• **TASK DESCRIPTION**:
Copy all the material that follows, keeping every character the same.
------------------------
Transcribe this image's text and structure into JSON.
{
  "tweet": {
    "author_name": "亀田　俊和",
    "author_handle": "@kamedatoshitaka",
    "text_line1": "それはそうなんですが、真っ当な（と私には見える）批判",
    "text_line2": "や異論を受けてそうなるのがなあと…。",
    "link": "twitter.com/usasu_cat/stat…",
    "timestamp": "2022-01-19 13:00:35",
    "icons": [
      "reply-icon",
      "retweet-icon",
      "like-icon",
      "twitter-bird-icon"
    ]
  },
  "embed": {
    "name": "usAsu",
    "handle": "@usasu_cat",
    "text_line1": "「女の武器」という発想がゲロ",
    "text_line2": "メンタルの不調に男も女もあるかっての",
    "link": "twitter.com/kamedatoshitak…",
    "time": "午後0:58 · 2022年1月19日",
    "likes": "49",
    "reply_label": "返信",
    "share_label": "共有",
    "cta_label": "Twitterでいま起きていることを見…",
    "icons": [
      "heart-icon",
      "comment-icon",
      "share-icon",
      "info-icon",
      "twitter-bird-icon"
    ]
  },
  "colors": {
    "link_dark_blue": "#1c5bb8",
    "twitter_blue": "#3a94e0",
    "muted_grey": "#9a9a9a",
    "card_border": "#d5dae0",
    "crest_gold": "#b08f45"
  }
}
------------------------
• **SOLUTION TO THIS EXERCISE**:
Transcribe this image's text and structure into JSON.
{
  "tweet": {
    "author_name": "亀田　俊和",
    "author_handle": "@kamedatoshitaka",
    "text_line1": "それはそうなんですが、真っ当な（と私には見える）批判",
    "text_line2": "や異論を受けてそうなるのがなあと…。",
    "link": "twitter.com/usasu_cat/stat…",
    "timestamp": "2022-01-19 13:00:35",
    "icons": [
      "reply-icon",
      "retweet-icon",
      "like-icon",
      "twitter-bird-icon"
    ]
  },
  "embed": {
    "name": "usAsu",
    "handle": "@usasu_cat",
    "text_line1": "「女の武器」という発想がゲロ",
    "text_line2": "メンタルの不調に男も女もあるかっての",
    "link": "twitter.com/kamedatoshitak…",
    "time": "午後0:58 · 2022年1月19日",
    "likes": "49",
    "reply_label": "返信",
    "share_label": "共有",
    "cta_label": "Twitterでいま起きていることを見…",
    "icons": [
      "heart-icon",
      "comment-icon",
      "share-icon",
      "info-icon",
      "twitter-bird-icon"
    ]
  },
  "colors": {
    "link_dark_blue": "#1c5bb8",
    "twitter_blue": "#3a94e0",
    "muted_grey": "#9a9a9a",
    "card_border": "#d5dae0",
    "crest_gold": "#b08f45"
  }
}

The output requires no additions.